╭─ Working data

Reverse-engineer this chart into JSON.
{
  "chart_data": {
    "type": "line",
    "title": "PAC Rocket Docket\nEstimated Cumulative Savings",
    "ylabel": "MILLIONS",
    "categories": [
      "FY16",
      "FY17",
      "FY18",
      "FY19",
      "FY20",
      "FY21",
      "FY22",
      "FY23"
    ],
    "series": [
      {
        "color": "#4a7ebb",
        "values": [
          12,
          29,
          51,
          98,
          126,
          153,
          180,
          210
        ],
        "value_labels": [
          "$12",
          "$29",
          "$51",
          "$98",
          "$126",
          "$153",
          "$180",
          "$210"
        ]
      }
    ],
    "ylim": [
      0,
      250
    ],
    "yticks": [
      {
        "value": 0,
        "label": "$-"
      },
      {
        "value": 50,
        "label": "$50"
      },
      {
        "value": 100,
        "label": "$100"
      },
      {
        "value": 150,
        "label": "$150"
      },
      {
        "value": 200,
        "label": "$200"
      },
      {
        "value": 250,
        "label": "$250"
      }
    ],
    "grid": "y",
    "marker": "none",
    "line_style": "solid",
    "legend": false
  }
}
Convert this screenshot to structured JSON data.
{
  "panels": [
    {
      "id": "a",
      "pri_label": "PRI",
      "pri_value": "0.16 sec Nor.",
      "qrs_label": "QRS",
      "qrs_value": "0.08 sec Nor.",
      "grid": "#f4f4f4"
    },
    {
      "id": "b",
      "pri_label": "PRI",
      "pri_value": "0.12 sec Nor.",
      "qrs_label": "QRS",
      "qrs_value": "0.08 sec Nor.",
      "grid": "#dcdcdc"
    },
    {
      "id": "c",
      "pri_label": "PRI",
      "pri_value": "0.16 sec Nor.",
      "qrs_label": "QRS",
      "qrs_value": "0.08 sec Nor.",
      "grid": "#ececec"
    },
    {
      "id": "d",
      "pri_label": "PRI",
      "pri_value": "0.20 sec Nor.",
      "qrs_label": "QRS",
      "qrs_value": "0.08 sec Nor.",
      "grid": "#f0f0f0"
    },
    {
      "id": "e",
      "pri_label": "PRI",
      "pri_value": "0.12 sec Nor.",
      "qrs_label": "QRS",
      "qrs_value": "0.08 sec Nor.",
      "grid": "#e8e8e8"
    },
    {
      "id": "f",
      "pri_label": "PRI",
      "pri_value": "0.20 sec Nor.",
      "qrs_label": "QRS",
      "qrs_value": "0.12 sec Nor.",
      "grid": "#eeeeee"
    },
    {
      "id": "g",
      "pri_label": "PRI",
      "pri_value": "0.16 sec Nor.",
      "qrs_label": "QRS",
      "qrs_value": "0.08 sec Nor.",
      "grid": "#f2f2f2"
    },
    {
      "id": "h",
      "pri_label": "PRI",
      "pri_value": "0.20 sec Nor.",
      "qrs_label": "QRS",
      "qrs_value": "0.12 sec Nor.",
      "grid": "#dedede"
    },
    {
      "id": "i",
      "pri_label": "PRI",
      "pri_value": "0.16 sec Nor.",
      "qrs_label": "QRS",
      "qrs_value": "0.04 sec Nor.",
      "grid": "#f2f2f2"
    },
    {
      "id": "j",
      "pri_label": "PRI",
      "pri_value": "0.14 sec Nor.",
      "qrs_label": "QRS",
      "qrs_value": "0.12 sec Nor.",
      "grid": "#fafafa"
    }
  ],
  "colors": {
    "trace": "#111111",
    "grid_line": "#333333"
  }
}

╰─

Set down the entries verbatim, leaving none out.

### Complete output
Reverse-engineer this chart into JSON.
{
  "chart_data": {
    "type": "line",
    "title": "PAC Rocket Docket\nEstimated Cumulative Savings",
    "ylabel": "MILLIONS",
    "categories": [
      "FY16",
      "FY17",
      "FY18",
      "FY19",
      "FY20",
      "FY21",
      "FY22",
      "FY23"
    ],
    "series": [
      {
        "color": "#4a7ebb",
        "values": [
          12,
          29,
          51,
          98,
          126,
          153,
          180,
          210
        ],
        "value_labels": [
          "$12",
          "$29",
          "$51",
          "$98",
          "$126",
          "$153",
          "$180",
          "$210"
        ]
      }
    ],
    "ylim": [
      0,
      250
    ],
    "yticks": [
      {
        "value": 0,
        "label": "$-"
      },
      {
        "value": 50,
        "label": "$50"
      },
      {
        "value": 100,
        "label": "$100"
      },
      {
        "value": 150,
        "label": "$150"
      },
      {
        "value": 200,
        "label": "$200"
      },
      {
        "value": 250,
        "label": "$250"
      }
    ],
    "grid": "y",
    "marker": "none",
    "line_style": "solid",
    "legend": false
  }
}
Convert this screenshot to structured JSON data.
{
  "panels": [
    {
      "id": "a",
      "pri_label": "PRI",
      "pri_value": "0.16 sec Nor.",
      "qrs_label": "QRS",
      "qrs_value": "0.08 sec Nor.",
      "grid": "#f4f4f4"
    },
    {
      "id": "b",
      "pri_label": "PRI",
      "pri_value": "0.12 sec Nor.",
      "qrs_label": "QRS",
      "qrs_value": "0.08 sec Nor.",
      "grid": "#dcdcdc"
    },
    {
      "id": "c",
      "pri_label": "PRI",
      "pri_value": "0.16 sec Nor.",
      "qrs_label": "QRS",
      "qrs_value": "0.08 sec Nor.",
      "grid": "#ececec"
    },
    {
      "id": "d",
      "pri_label": "PRI",
      "pri_value": "0.20 sec Nor.",
      "qrs_label": "QRS",
      "qrs_value": "0.08 sec Nor.",
      "grid": "#f0f0f0"
    },
    {
      "id": "e",
      "pri_label": "PRI",
      "pri_value": "0.12 sec Nor.",
      "qrs_label": "QRS",
      "qrs_value": "0.08 sec Nor.",
      "grid": "#e8e8e8"
    },
    {
      "id": "f",
      "pri_label": "PRI",
      "pri_value": "0.20 sec Nor.",
      "qrs_label": "QRS",
      "qrs_value": "0.12 sec Nor.",
      "grid": "#eeeeee"
    },
    {
      "id": "g",
      "pri_label": "PRI",
      "pri_value": "0.16 sec Nor.",
      "qrs_label": "QRS",
      "qrs_value": "0.08 sec Nor.",
      "grid": "#f2f2f2"
    },
    {
      "id": "h",
      "pri_label": "PRI",
      "pri_value": "0.20 sec Nor.",
      "qrs_label": "QRS",
      "qrs_value": "0.12 sec Nor.",
      "grid": "#dedede"
    },
    {
      "id": "i",
      "pri_label": "PRI",
      "pri_value": "0.16 sec Nor.",
      "qrs_label": "QRS",
      "qrs_value": "0.04 sec Nor.",
      "grid": "#f2f2f2"
    },
    {
      "id": "j",
      "pri_label": "PRI",
      "pri_value": "0.14 sec Nor.",
      "qrs_label": "QRS",
      "qrs_value": "0.12 sec Nor.",
      "grid": "#fafafa"
    }
  ],
  "colors": {
    "trace": "#111111",
    "grid_line": "#333333"
  }
}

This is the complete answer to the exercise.